[start INPUT FOR THIS TASK]
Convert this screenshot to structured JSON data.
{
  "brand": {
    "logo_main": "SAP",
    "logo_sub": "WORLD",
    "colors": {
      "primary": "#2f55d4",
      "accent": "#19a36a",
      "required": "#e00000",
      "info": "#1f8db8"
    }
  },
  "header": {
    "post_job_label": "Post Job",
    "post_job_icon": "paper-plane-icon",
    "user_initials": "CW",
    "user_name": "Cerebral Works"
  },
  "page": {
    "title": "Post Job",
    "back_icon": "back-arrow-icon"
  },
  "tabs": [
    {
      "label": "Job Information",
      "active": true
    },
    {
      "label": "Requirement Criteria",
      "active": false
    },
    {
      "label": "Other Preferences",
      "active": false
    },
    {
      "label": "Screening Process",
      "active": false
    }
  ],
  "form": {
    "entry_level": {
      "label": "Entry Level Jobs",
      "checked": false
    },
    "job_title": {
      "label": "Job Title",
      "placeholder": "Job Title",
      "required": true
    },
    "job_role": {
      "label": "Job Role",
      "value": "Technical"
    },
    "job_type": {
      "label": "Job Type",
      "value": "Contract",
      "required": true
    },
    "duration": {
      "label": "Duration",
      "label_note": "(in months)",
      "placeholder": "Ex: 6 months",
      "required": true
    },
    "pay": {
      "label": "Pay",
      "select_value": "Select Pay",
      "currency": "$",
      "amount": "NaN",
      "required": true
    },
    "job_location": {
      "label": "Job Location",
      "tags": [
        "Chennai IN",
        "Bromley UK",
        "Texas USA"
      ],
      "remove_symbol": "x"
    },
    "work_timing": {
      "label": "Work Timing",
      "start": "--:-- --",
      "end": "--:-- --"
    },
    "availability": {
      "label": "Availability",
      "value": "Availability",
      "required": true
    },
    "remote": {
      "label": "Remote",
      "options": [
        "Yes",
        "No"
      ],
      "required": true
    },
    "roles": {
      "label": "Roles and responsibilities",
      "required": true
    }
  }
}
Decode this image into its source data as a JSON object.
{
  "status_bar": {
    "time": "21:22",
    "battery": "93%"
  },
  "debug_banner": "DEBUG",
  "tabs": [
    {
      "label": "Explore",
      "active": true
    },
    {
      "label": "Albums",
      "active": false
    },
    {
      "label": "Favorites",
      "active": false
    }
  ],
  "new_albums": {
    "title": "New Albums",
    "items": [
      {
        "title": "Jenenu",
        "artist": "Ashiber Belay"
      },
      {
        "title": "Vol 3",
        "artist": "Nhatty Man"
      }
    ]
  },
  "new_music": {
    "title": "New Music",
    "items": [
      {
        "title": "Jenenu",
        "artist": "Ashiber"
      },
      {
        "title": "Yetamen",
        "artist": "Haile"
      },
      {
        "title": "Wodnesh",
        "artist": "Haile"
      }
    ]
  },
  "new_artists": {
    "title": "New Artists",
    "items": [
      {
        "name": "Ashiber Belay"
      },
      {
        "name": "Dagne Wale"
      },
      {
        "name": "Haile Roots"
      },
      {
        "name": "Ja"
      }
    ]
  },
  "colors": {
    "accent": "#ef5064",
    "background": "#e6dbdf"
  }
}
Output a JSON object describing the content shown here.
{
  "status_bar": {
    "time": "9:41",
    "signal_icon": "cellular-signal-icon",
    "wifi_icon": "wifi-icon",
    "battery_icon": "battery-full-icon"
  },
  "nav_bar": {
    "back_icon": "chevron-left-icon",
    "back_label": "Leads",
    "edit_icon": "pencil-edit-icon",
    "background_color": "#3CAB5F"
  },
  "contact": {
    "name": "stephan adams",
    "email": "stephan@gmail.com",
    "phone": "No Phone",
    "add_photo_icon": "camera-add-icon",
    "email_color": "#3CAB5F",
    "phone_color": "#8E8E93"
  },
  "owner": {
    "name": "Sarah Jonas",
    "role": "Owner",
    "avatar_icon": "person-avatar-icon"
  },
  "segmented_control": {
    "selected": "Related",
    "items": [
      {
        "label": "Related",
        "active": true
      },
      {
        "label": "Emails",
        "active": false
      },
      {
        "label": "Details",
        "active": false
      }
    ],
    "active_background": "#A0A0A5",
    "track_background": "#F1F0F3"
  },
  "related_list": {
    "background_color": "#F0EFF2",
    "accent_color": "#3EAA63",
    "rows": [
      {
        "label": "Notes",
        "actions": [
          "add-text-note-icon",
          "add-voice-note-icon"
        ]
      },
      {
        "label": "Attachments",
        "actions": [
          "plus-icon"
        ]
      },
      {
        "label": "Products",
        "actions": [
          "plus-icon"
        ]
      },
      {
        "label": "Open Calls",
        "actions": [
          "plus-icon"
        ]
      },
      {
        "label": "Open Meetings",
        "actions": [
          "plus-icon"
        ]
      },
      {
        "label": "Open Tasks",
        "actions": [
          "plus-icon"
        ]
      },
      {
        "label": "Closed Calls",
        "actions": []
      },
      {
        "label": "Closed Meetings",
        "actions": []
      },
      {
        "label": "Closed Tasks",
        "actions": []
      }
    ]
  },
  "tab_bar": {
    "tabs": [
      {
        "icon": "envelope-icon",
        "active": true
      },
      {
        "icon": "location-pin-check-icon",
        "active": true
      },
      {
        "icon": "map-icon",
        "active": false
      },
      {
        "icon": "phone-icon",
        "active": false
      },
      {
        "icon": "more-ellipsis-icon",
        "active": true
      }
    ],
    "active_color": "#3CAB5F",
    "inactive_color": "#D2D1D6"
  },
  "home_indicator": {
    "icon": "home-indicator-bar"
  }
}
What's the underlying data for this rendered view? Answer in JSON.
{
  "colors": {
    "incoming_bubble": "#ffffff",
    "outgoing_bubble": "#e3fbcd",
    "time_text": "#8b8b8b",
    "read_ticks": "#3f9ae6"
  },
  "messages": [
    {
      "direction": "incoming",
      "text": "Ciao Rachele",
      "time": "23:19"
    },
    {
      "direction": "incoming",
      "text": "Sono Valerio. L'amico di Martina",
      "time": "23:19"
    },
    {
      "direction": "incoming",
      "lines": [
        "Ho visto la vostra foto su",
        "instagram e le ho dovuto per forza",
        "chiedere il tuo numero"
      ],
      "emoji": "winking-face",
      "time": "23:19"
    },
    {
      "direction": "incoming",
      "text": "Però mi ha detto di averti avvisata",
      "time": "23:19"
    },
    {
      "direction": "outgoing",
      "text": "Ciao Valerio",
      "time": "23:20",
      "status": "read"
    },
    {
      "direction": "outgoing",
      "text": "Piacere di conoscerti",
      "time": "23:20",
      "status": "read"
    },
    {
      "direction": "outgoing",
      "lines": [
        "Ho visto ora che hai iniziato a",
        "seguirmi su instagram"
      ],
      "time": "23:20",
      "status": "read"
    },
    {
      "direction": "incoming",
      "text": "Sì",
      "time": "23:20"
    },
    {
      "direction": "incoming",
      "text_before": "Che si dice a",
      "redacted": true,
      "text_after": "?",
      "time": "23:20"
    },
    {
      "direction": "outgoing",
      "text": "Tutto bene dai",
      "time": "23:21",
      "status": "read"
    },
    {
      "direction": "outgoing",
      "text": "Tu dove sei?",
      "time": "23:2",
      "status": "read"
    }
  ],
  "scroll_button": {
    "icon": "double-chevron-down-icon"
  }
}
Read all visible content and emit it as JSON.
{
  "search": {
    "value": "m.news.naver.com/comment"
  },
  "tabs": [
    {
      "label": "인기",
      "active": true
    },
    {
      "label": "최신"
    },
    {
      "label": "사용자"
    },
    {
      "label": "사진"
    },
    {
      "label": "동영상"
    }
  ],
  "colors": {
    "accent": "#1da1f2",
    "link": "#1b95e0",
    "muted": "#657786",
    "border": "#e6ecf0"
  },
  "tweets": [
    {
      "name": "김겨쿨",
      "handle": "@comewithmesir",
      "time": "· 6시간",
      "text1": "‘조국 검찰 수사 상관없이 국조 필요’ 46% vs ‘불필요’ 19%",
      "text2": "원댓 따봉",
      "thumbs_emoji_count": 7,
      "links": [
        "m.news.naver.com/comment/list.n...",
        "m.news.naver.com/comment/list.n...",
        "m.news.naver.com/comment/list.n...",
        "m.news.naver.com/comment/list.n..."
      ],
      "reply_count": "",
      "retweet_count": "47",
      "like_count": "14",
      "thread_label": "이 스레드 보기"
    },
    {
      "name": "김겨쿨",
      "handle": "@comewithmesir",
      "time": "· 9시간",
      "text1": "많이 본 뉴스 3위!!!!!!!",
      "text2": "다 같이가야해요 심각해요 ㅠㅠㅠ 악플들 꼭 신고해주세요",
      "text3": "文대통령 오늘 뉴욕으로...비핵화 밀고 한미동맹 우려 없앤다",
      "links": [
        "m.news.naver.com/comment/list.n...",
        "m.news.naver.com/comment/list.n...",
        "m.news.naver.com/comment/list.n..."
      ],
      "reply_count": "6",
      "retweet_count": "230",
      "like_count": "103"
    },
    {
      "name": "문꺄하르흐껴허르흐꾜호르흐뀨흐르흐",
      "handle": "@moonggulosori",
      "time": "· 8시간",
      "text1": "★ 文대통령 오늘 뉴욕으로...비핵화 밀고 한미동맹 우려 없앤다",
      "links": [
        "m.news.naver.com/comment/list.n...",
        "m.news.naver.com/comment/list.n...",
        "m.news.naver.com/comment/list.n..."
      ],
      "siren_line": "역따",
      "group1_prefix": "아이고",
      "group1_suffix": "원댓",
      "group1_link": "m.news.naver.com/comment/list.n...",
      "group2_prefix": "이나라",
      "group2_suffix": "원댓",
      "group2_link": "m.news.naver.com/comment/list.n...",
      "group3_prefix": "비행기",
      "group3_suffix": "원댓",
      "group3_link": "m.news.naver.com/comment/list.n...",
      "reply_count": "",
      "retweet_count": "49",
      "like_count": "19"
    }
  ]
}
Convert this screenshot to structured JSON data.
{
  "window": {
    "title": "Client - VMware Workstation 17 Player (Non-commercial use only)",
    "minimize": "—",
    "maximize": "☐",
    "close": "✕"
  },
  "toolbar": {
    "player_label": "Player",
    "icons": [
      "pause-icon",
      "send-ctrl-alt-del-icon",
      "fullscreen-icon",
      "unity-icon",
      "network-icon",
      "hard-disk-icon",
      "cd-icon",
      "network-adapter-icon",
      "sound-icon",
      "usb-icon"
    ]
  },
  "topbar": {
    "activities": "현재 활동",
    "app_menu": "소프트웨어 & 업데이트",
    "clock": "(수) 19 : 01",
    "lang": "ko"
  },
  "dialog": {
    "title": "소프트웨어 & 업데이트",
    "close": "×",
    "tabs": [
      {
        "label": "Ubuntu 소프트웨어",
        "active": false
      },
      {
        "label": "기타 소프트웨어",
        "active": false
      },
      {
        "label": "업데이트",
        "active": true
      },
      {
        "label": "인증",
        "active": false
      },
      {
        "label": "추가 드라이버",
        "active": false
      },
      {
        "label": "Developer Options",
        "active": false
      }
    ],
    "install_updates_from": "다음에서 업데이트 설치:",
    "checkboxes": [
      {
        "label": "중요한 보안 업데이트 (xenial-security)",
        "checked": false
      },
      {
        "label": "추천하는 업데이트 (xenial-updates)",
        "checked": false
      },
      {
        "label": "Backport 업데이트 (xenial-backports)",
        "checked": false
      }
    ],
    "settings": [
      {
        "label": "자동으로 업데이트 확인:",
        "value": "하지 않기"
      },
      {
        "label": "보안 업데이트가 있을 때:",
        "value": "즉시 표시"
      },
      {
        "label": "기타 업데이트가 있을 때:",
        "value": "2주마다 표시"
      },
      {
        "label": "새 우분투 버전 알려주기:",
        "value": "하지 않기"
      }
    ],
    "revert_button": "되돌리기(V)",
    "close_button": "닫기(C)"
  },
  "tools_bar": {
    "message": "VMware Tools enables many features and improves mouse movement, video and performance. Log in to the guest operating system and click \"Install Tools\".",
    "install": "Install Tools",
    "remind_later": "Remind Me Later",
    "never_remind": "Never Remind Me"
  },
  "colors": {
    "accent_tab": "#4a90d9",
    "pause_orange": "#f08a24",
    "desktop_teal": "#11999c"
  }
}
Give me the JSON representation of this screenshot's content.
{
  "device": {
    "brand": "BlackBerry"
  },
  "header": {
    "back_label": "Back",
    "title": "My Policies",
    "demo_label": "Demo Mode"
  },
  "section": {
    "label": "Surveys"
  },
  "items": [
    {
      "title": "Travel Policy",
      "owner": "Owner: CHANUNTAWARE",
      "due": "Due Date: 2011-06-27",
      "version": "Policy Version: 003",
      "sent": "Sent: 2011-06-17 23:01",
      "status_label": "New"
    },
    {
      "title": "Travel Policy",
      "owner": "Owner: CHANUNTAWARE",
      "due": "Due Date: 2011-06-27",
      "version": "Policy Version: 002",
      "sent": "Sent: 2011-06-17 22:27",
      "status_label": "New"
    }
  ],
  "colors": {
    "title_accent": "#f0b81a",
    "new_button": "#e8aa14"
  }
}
[end INPUT FOR THIS TASK]
Write out only what runs from the line holding "Give me the" through the last line of the records, exactly as shown.

## REPLY TO THE EXERCISE
Give me the JSON representation of this screenshot's content.
{
  "device": {
    "brand": "BlackBerry"
  },
  "header": {
    "back_label": "Back",
    "title": "My Policies",
    "demo_label": "Demo Mode"
  },
  "section": {
    "label": "Surveys"
  },
  "items": [
    {
      "title": "Travel Policy",
      "owner": "Owner: CHANUNTAWARE",
      "due": "Due Date: 2011-06-27",
      "version": "Policy Version: 003",
      "sent": "Sent: 2011-06-17 23:01",
      "status_label": "New"
    },
    {
      "title": "Travel Policy",
      "owner": "Owner: CHANUNTAWARE",
      "due": "Due Date: 2011-06-27",
      "version": "Policy Version: 002",
      "sent": "Sent: 2011-06-17 22:27",
      "status_label": "New"
    }
  ],
  "colors": {
    "title_accent": "#f0b81a",
    "new_button": "#e8aa14"
  }
}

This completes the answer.